[Data excerpts]

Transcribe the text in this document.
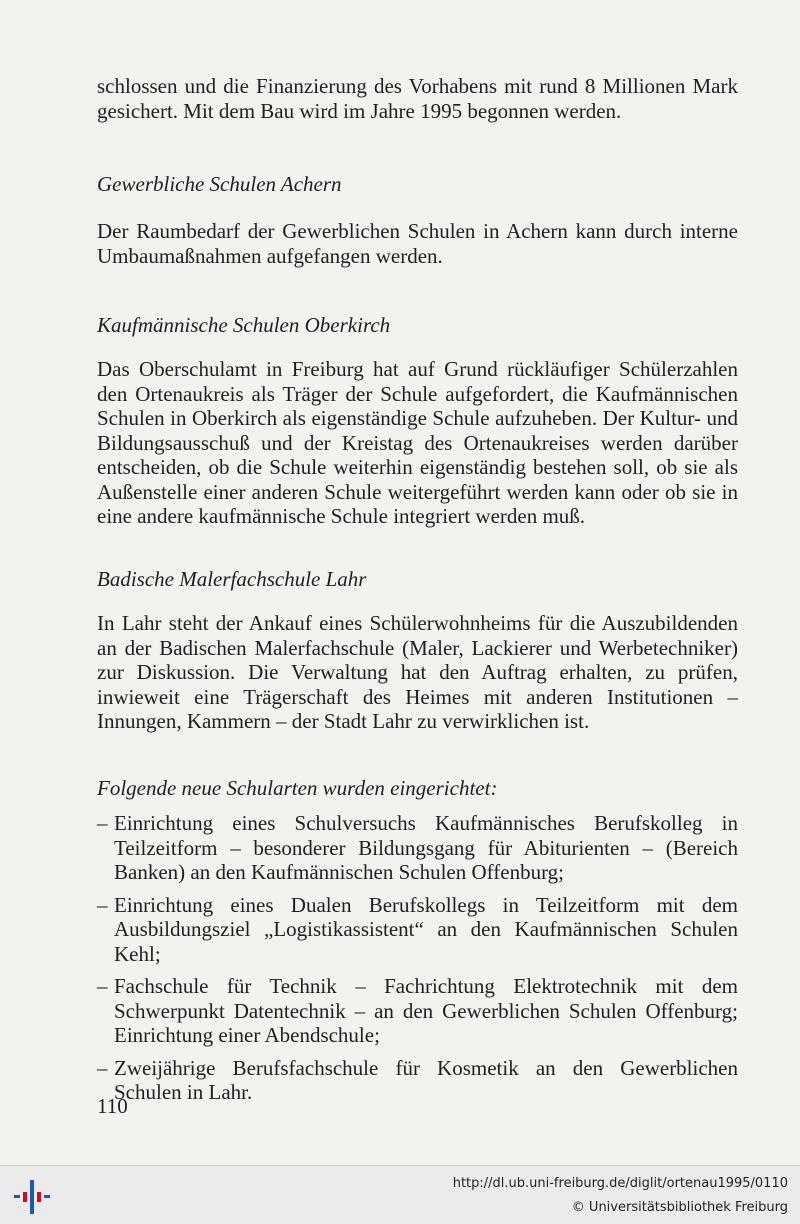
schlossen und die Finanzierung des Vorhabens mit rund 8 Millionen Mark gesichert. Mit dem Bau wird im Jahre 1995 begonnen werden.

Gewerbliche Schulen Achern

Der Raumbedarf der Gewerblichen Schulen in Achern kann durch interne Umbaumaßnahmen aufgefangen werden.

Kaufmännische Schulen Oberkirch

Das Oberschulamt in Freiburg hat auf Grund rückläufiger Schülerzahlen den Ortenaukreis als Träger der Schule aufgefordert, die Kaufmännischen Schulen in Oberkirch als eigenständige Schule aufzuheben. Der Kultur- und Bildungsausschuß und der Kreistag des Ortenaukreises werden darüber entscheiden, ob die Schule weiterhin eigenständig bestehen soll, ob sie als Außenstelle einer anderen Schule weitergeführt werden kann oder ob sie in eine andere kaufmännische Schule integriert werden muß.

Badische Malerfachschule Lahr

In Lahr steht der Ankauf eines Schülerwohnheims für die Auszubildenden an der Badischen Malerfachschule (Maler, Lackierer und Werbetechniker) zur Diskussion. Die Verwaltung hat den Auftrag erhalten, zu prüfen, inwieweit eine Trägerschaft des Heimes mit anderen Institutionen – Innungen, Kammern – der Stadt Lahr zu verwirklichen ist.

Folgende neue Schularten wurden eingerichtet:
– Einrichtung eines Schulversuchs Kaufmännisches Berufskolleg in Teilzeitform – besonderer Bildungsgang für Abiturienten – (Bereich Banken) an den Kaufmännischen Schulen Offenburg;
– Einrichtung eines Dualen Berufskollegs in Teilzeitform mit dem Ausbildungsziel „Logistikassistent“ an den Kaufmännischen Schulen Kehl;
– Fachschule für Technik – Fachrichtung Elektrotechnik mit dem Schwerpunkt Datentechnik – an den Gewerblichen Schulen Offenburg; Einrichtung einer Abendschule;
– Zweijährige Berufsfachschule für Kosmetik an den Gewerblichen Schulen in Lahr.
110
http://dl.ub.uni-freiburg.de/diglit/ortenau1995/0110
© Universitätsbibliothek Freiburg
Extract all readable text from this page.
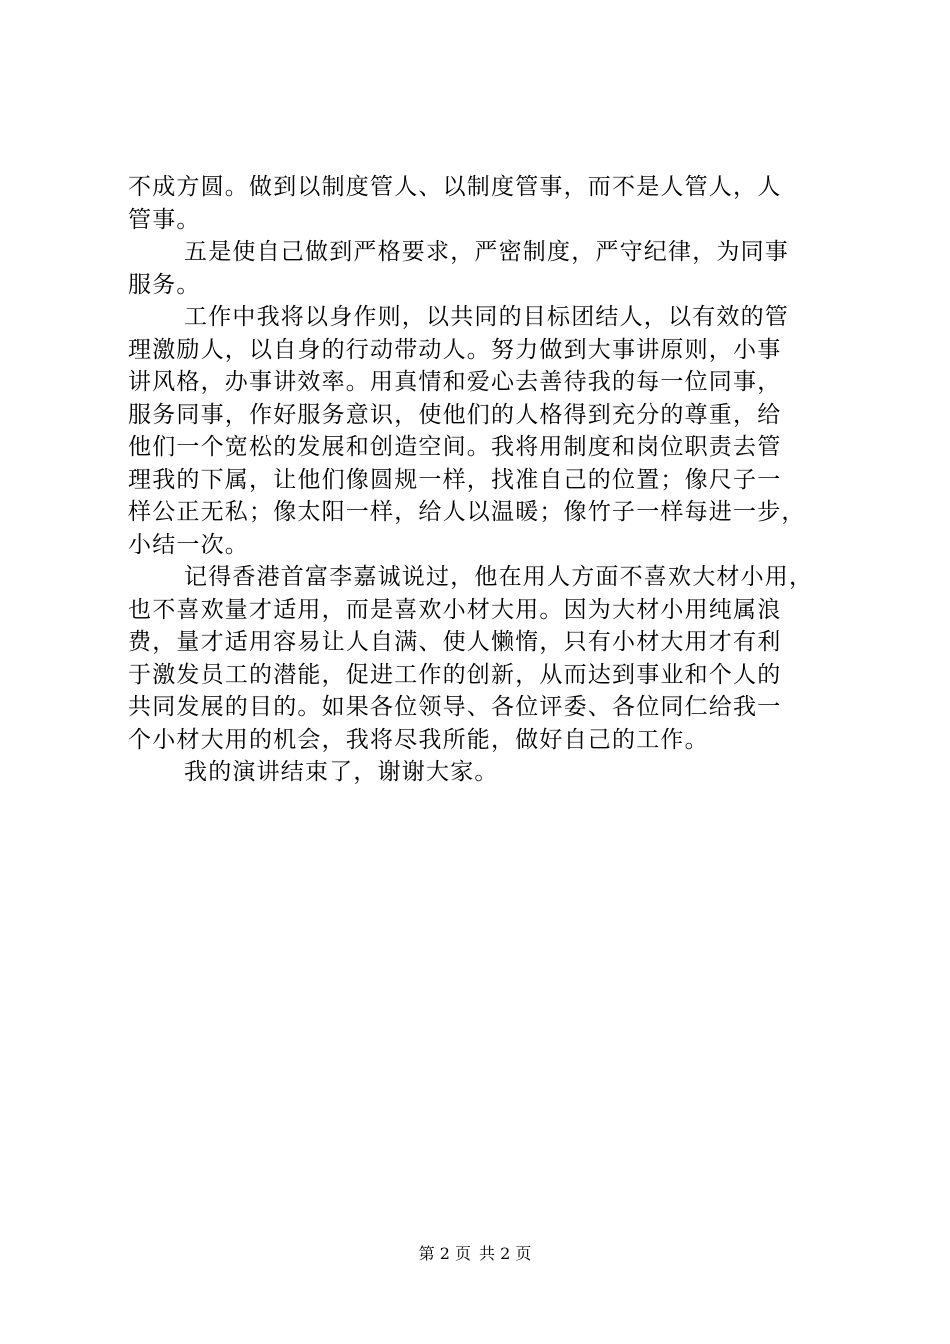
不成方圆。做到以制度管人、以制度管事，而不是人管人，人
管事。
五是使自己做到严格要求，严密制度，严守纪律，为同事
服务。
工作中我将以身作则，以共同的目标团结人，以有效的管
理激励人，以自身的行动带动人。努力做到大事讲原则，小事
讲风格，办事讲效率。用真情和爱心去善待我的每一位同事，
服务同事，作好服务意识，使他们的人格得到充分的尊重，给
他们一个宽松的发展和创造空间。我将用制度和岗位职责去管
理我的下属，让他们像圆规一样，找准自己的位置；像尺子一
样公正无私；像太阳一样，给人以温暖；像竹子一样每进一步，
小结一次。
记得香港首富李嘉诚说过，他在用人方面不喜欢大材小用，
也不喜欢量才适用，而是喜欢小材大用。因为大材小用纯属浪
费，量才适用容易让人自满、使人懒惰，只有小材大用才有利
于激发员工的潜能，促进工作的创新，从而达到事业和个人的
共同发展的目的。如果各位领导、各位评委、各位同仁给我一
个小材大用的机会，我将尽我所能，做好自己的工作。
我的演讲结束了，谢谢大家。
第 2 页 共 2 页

Exercise brief:
Copy the final portion of the records: every line from the one containing "Extract all readable text from this page." through the last, word for word, without pictures.

Solution:
Extract all readable text from this page.
不成方圆。做到以制度管人、以制度管事，而不是人管人，人
管事。
五是使自己做到严格要求，严密制度，严守纪律，为同事
服务。
工作中我将以身作则，以共同的目标团结人，以有效的管
理激励人，以自身的行动带动人。努力做到大事讲原则，小事
讲风格，办事讲效率。用真情和爱心去善待我的每一位同事，
服务同事，作好服务意识，使他们的人格得到充分的尊重，给
他们一个宽松的发展和创造空间。我将用制度和岗位职责去管
理我的下属，让他们像圆规一样，找准自己的位置；像尺子一
样公正无私；像太阳一样，给人以温暖；像竹子一样每进一步，
小结一次。
记得香港首富李嘉诚说过，他在用人方面不喜欢大材小用，
也不喜欢量才适用，而是喜欢小材大用。因为大材小用纯属浪
费，量才适用容易让人自满、使人懒惰，只有小材大用才有利
于激发员工的潜能，促进工作的创新，从而达到事业和个人的
共同发展的目的。如果各位领导、各位评委、各位同仁给我一
个小材大用的机会，我将尽我所能，做好自己的工作。
我的演讲结束了，谢谢大家。
第 2 页 共 2 页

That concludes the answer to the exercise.